#### [DIRECTION]
Images embedded in the records are excluded; print everything else exactly as given.

########################################

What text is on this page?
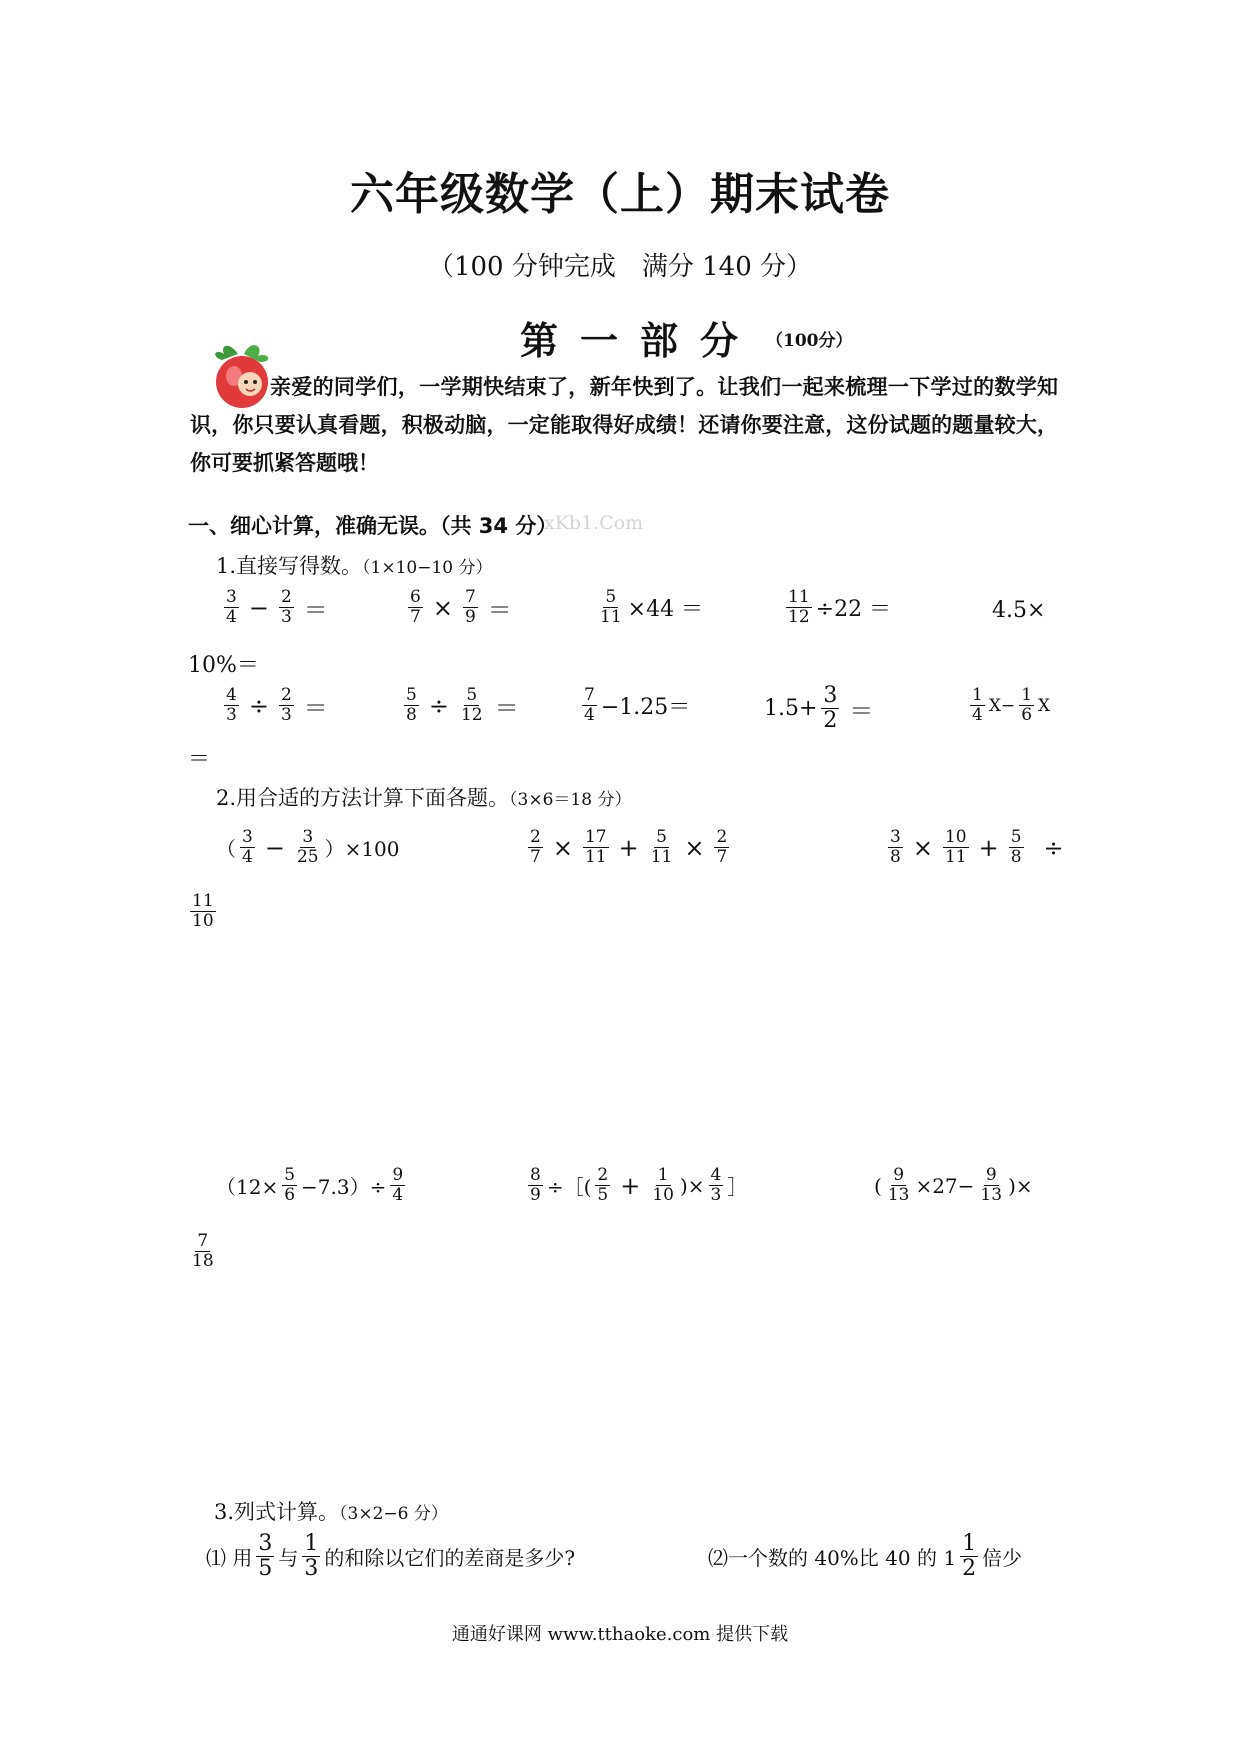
六年级数学（上）期末试卷
（100 分钟完成　满分 140 分）
第一部分 （100分）
亲爱的同学们，一学期快结束了，新年快到了。让我们一起来梳理一下学过的数学知识，你只要认真看题，积极动脑，一定能取得好成绩！还请你要注意，这份试题的题量较大，你可要抓紧答题哦！
一、细心计算，准确无误。（共 34 分）
xKb1.Com
1.直接写得数。（1×10−10 分）
$\frac{3}{4} - \frac{2}{3}$ ＝	$\frac{6}{7} \times \frac{7}{9}$ ＝	$\frac{5}{11} \times 44$ ＝	$\frac{11}{12} \div 22$ ＝	4.5×
10%＝
$\frac{4}{3} \div \frac{2}{3}$ ＝	$\frac{5}{8} \div \frac{5}{12}$ ＝	$\frac{7}{4} -1.25=$	$1.5+ \frac{3}{2}$ ＝	$\frac{1}{4} X- \frac{1}{6}$ X
＝
2.用合适的方法计算下面各题。（3×6＝18 分）
（ $\frac{3}{4} - \frac{3}{25} )\times 100$	$\frac{2}{7} \times \frac{17}{11} + \frac{5}{11} \times \frac{2}{7}$	$\frac{3}{8} \times \frac{10}{11} + \frac{5}{8}$ ÷
$\frac{11}{10}$
$(12\times \frac{5}{6} -7.3)\div \frac{9}{4}$	$\frac{8}{9}$ ÷［( $\frac{2}{5} + \frac{1}{10}$ )× $\frac{4}{3}$ ］	( $\frac{9}{13} \times 27- \frac{9}{13}$ )×
$\frac{7}{18}$
3.列式计算。（3×2−6 分）
⑴ 用 $\frac{3}{5}$ 与 $\frac{1}{3}$ 的和除以它们的差商是多少?	⑵一个数的 40%比 40 的 $1 \frac{1}{2}$ 倍少
通通好课网 www.tthaoke.com 提供下载
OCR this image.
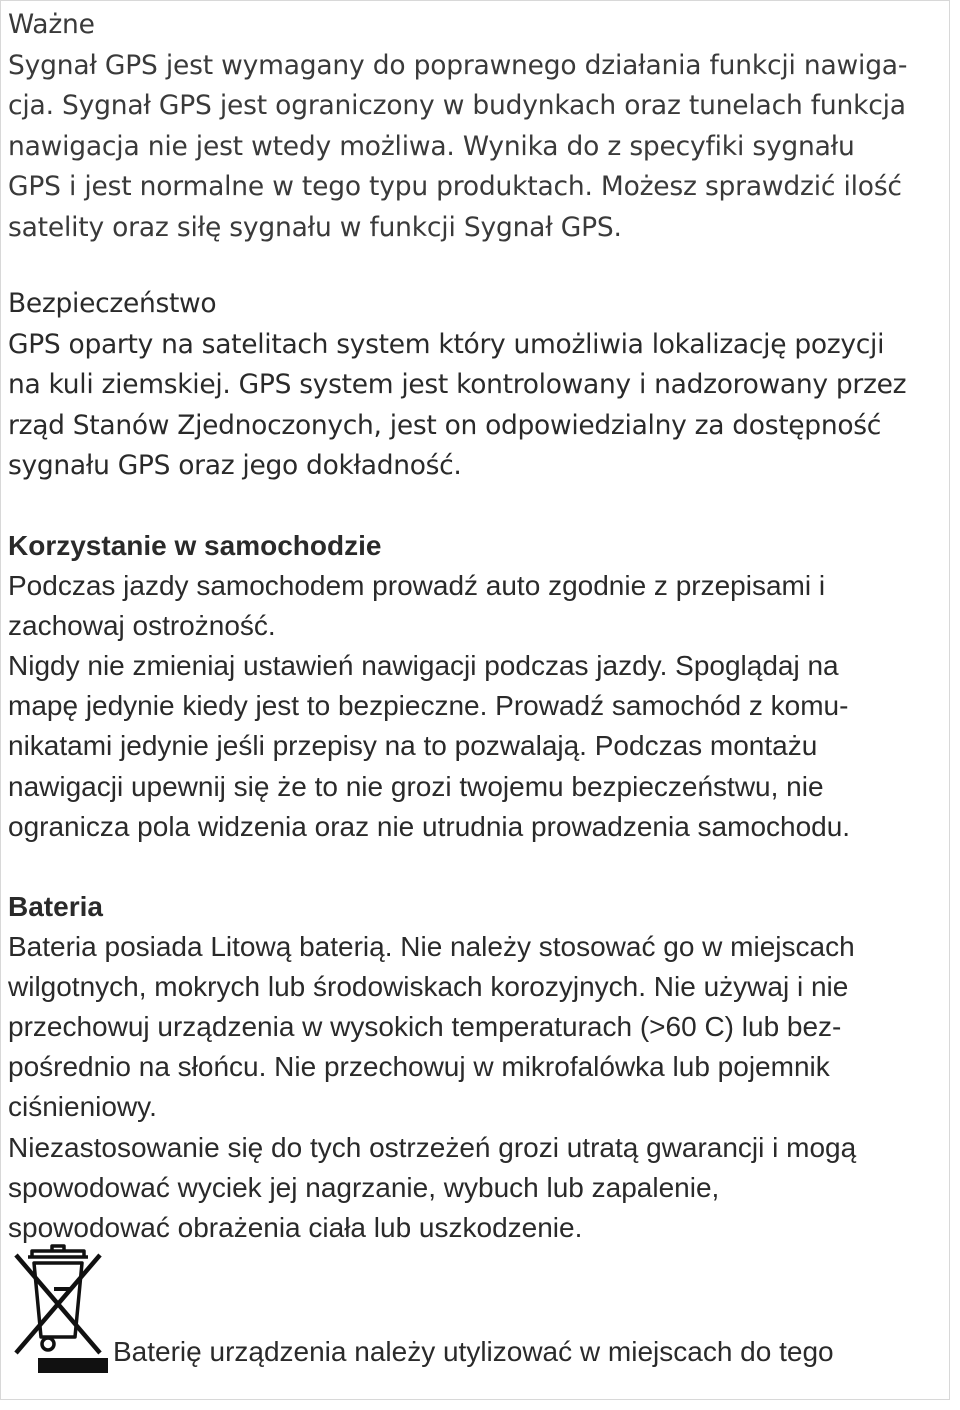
Ważne
Sygnał GPS jest wymagany do poprawnego działania funkcji nawiga-
cja. Sygnał GPS jest ograniczony w budynkach oraz tunelach funkcja
nawigacja nie jest wtedy możliwa. Wynika do z specyfiki sygnału
GPS i jest normalne w tego typu produktach. Możesz sprawdzić ilość
satelity oraz siłę sygnału w funkcji Sygnał GPS.
Bezpieczeństwo
GPS oparty na satelitach system który umożliwia lokalizację pozycji
na kuli ziemskiej. GPS system jest kontrolowany i nadzorowany przez
rząd Stanów Zjednoczonych, jest on odpowiedzialny za dostępność
sygnału GPS oraz jego dokładność.
Korzystanie w samochodzie
Podczas jazdy samochodem prowadź auto zgodnie z przepisami i
zachowaj ostrożność.
Nigdy nie zmieniaj ustawień nawigacji podczas jazdy. Spoglądaj na
mapę jedynie kiedy jest to bezpieczne. Prowadź samochód z komu-
nikatami jedynie jeśli przepisy na to pozwalają. Podczas montażu
nawigacji upewnij się że to nie grozi twojemu bezpieczeństwu, nie
ogranicza pola widzenia oraz nie utrudnia prowadzenia samochodu.
Bateria
Bateria posiada Litową baterią. Nie należy stosować go w miejscach
wilgotnych, mokrych lub środowiskach korozyjnych. Nie używaj i nie
przechowuj urządzenia w wysokich temperaturach (>60 C) lub bez-
pośrednio na słońcu. Nie przechowuj w mikrofalówka lub pojemnik
ciśnieniowy.
Niezastosowanie się do tych ostrzeżeń grozi utratą gwarancji i mogą
spowodować wyciek jej nagrzanie, wybuch lub zapalenie,
spowodować obrażenia ciała lub uszkodzenie.
Baterię urządzenia należy utylizować w miejscach do tego
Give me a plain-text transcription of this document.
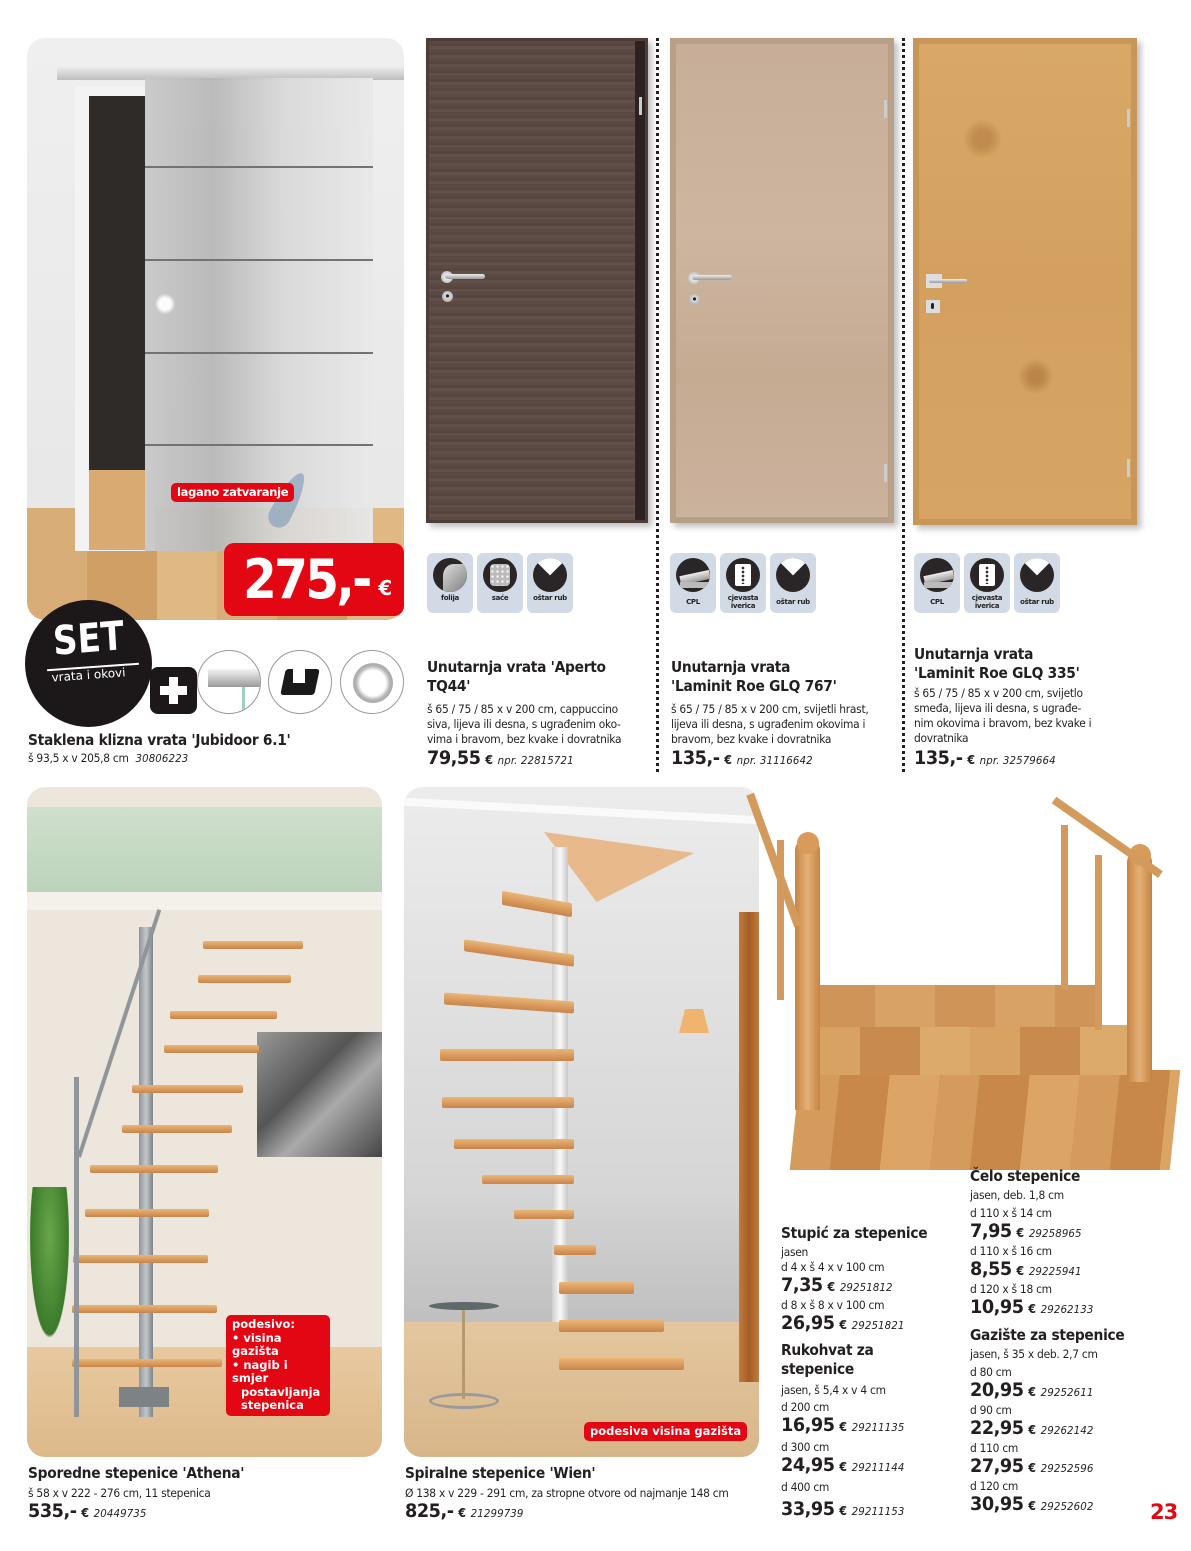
lagano zatvaranje
275,- €
SET
vrata i okovi
Staklena klizna vrata 'Jubidoor 6.1'
š 93,5 x v 205,8 cm 30806223
folija	saće	oštar rub
Unutarnja vrata 'Aperto
TQ44'
š 65 / 75 / 85 x v 200 cm, cappuccino
siva, lijeva ili desna, s ugrađenim oko-
vima i bravom, bez kvake i dovratnika
79,55 € npr. 22815721
CPL	cjevasta
iverica	oštar rub
Unutarnja vrata
'Laminit Roe GLQ 767'
š 65 / 75 / 85 x v 200 cm, svijetli hrast,
lijeva ili desna, s ugrađenim okovima i
bravom, bez kvake i dovratnika
135,- € npr. 31116642
CPL	cjevasta
iverica	oštar rub
Unutarnja vrata
'Laminit Roe GLQ 335'
š 65 / 75 / 85 x v 200 cm, svijetlo
smeđa, lijeva ili desna, s ugrađe-
nim okovima i bravom, bez kvake i
dovratnika
135,- € npr. 32579664
podesivo:
• visina gazišta
• nagib i smjer
postavljanja
stepenica
Sporedne stepenice 'Athena'
š 58 x v 222 - 276 cm, 11 stepenica
535,- € 20449735
podesiva visina gazišta
Spiralne stepenice 'Wien'
Ø 138 x v 229 - 291 cm, za stropne otvore od najmanje 148 cm
825,- € 21299739
Stupić za stepenice
jasen
d 4 x š 4 x v 100 cm
7,35 € 29251812
d 8 x š 8 x v 100 cm
26,95 € 29251821
Rukohvat za
stepenice
jasen, š 5,4 x v 4 cm
d 200 cm
16,95 € 29211135
d 300 cm
24,95 € 29211144
d 400 cm
33,95 € 29211153
Čelo stepenice
jasen, deb. 1,8 cm
d 110 x š 14 cm
7,95 € 29258965
d 110 x š 16 cm
8,55 € 29225941
d 120 x š 18 cm
10,95 € 29262133
Gazište za stepenice
jasen, š 35 x deb. 2,7 cm
d 80 cm
20,95 € 29252611
d 90 cm
22,95 € 29262142
d 110 cm
27,95 € 29252596
d 120 cm
30,95 € 29252602	23
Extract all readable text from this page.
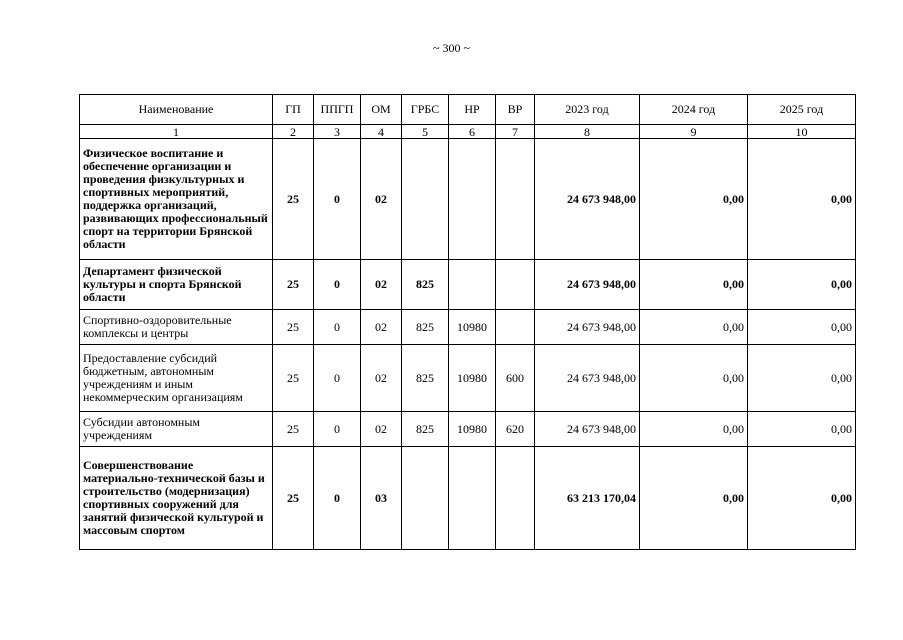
~ 300 ~
Наименование	ГП	ППГП	ОМ	ГРБС	НР	ВР	2023 год	2024 год	2025 год
1	2	3	4	5	6	7	8	9	10
Физическое воспитание и обеспечение организации и проведения физкультурных и спортивных мероприятий, поддержка организаций, развивающих профессиональный спорт на территории Брянской области	25	0	02				24 673 948,00	0,00	0,00
Департамент физической культуры и спорта Брянской области	25	0	02	825			24 673 948,00	0,00	0,00
Спортивно-оздоровительные комплексы и центры	25	0	02	825	10980		24 673 948,00	0,00	0,00
Предоставление субсидий бюджетным, автономным учреждениям и иным некоммерческим организациям	25	0	02	825	10980	600	24 673 948,00	0,00	0,00
Субсидии автономным учреждениям	25	0	02	825	10980	620	24 673 948,00	0,00	0,00
Совершенствование материально-технической базы и строительство (модернизация) спортивных сооружений для занятий физической культурой и массовым спортом	25	0	03				63 213 170,04	0,00	0,00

########################################

#### [EXERCISE RESPONSE]
What text is on this page?
六年级数学（上）期末试卷
（100 分钟完成　满分 140 分）
第一部分 （100分）
亲爱的同学们，一学期快结束了，新年快到了。让我们一起来梳理一下学过的数学知识，你只要认真看题，积极动脑，一定能取得好成绩！还请你要注意，这份试题的题量较大，你可要抓紧答题哦！
一、细心计算，准确无误。（共 34 分）
xKb1.Com
1.直接写得数。（1×10−10 分）
$\frac{3}{4} - \frac{2}{3}$ ＝	$\frac{6}{7} \times \frac{7}{9}$ ＝	$\frac{5}{11} \times 44$ ＝	$\frac{11}{12} \div 22$ ＝	4.5×
10%＝
$\frac{4}{3} \div \frac{2}{3}$ ＝	$\frac{5}{8} \div \frac{5}{12}$ ＝	$\frac{7}{4} -1.25=$	$1.5+ \frac{3}{2}$ ＝	$\frac{1}{4} X- \frac{1}{6}$ X
＝
2.用合适的方法计算下面各题。（3×6＝18 分）
（ $\frac{3}{4} - \frac{3}{25} )\times 100$	$\frac{2}{7} \times \frac{17}{11} + \frac{5}{11} \times \frac{2}{7}$	$\frac{3}{8} \times \frac{10}{11} + \frac{5}{8}$ ÷
$\frac{11}{10}$
$(12\times \frac{5}{6} -7.3)\div \frac{9}{4}$	$\frac{8}{9}$ ÷［( $\frac{2}{5} + \frac{1}{10}$ )× $\frac{4}{3}$ ］	( $\frac{9}{13} \times 27- \frac{9}{13}$ )×
$\frac{7}{18}$
3.列式计算。（3×2−6 分）
⑴ 用 $\frac{3}{5}$ 与 $\frac{1}{3}$ 的和除以它们的差商是多少?	⑵一个数的 40%比 40 的 $1 \frac{1}{2}$ 倍少
通通好课网 www.tthaoke.com 提供下载
OCR this image.
Ważne
Sygnał GPS jest wymagany do poprawnego działania funkcji nawiga-
cja. Sygnał GPS jest ograniczony w budynkach oraz tunelach funkcja
nawigacja nie jest wtedy możliwa. Wynika do z specyfiki sygnału
GPS i jest normalne w tego typu produktach. Możesz sprawdzić ilość
satelity oraz siłę sygnału w funkcji Sygnał GPS.
Bezpieczeństwo
GPS oparty na satelitach system który umożliwia lokalizację pozycji
na kuli ziemskiej. GPS system jest kontrolowany i nadzorowany przez
rząd Stanów Zjednoczonych, jest on odpowiedzialny za dostępność
sygnału GPS oraz jego dokładność.
Korzystanie w samochodzie
Podczas jazdy samochodem prowadź auto zgodnie z przepisami i
zachowaj ostrożność.
Nigdy nie zmieniaj ustawień nawigacji podczas jazdy. Spoglądaj na
mapę jedynie kiedy jest to bezpieczne. Prowadź samochód z komu-
nikatami jedynie jeśli przepisy na to pozwalają. Podczas montażu
nawigacji upewnij się że to nie grozi twojemu bezpieczeństwu, nie
ogranicza pola widzenia oraz nie utrudnia prowadzenia samochodu.
Bateria
Bateria posiada Litową baterią. Nie należy stosować go w miejscach
wilgotnych, mokrych lub środowiskach korozyjnych. Nie używaj i nie
przechowuj urządzenia w wysokich temperaturach (>60 C) lub bez-
pośrednio na słońcu. Nie przechowuj w mikrofalówka lub pojemnik
ciśnieniowy.
Niezastosowanie się do tych ostrzeżeń grozi utratą gwarancji i mogą
spowodować wyciek jej nagrzanie, wybuch lub zapalenie,
spowodować obrażenia ciała lub uszkodzenie.
Baterię urządzenia należy utylizować w miejscach do tego
Give me a plain-text transcription of this document.
lagano zatvaranje
275,- €
SET
vrata i okovi
Staklena klizna vrata 'Jubidoor 6.1'
š 93,5 x v 205,8 cm 30806223
folija	saće	oštar rub
Unutarnja vrata 'Aperto
TQ44'
š 65 / 75 / 85 x v 200 cm, cappuccino
siva, lijeva ili desna, s ugrađenim oko-
vima i bravom, bez kvake i dovratnika
79,55 € npr. 22815721
CPL	cjevasta
iverica	oštar rub
Unutarnja vrata
'Laminit Roe GLQ 767'
š 65 / 75 / 85 x v 200 cm, svijetli hrast,
lijeva ili desna, s ugrađenim okovima i
bravom, bez kvake i dovratnika
135,- € npr. 31116642
CPL	cjevasta
iverica	oštar rub
Unutarnja vrata
'Laminit Roe GLQ 335'
š 65 / 75 / 85 x v 200 cm, svijetlo
smeđa, lijeva ili desna, s ugrađe-
nim okovima i bravom, bez kvake i
dovratnika
135,- € npr. 32579664
podesivo:
• visina gazišta
• nagib i smjer
postavljanja
stepenica
Sporedne stepenice 'Athena'
š 58 x v 222 - 276 cm, 11 stepenica
535,- € 20449735
podesiva visina gazišta
Spiralne stepenice 'Wien'
Ø 138 x v 229 - 291 cm, za stropne otvore od najmanje 148 cm
825,- € 21299739
Stupić za stepenice
jasen
d 4 x š 4 x v 100 cm
7,35 € 29251812
d 8 x š 8 x v 100 cm
26,95 € 29251821
Rukohvat za
stepenice
jasen, š 5,4 x v 4 cm
d 200 cm
16,95 € 29211135
d 300 cm
24,95 € 29211144
d 400 cm
33,95 € 29211153
Čelo stepenice
jasen, deb. 1,8 cm
d 110 x š 14 cm
7,95 € 29258965
d 110 x š 16 cm
8,55 € 29225941
d 120 x š 18 cm
10,95 € 29262133
Gazište za stepenice
jasen, š 35 x deb. 2,7 cm
d 80 cm
20,95 € 29252611
d 90 cm
22,95 € 29262142
d 110 cm
27,95 € 29252596
d 120 cm
30,95 € 29252602	23
Extract all readable text from this page.
~ 300 ~
Наименование	ГП	ППГП	ОМ	ГРБС	НР	ВР	2023 год	2024 год	2025 год
1	2	3	4	5	6	7	8	9	10
Физическое воспитание и обеспечение организации и проведения физкультурных и спортивных мероприятий, поддержка организаций, развивающих профессиональный спорт на территории Брянской области	25	0	02				24 673 948,00	0,00	0,00
Департамент физической культуры и спорта Брянской области	25	0	02	825			24 673 948,00	0,00	0,00
Спортивно-оздоровительные комплексы и центры	25	0	02	825	10980		24 673 948,00	0,00	0,00
Предоставление субсидий бюджетным, автономным учреждениям и иным некоммерческим организациям	25	0	02	825	10980	600	24 673 948,00	0,00	0,00
Субсидии автономным учреждениям	25	0	02	825	10980	620	24 673 948,00	0,00	0,00
Совершенствование материально-технической базы и строительство (модернизация) спортивных сооружений для занятий физической культурой и массовым спортом	25	0	03				63 213 170,04	0,00	0,00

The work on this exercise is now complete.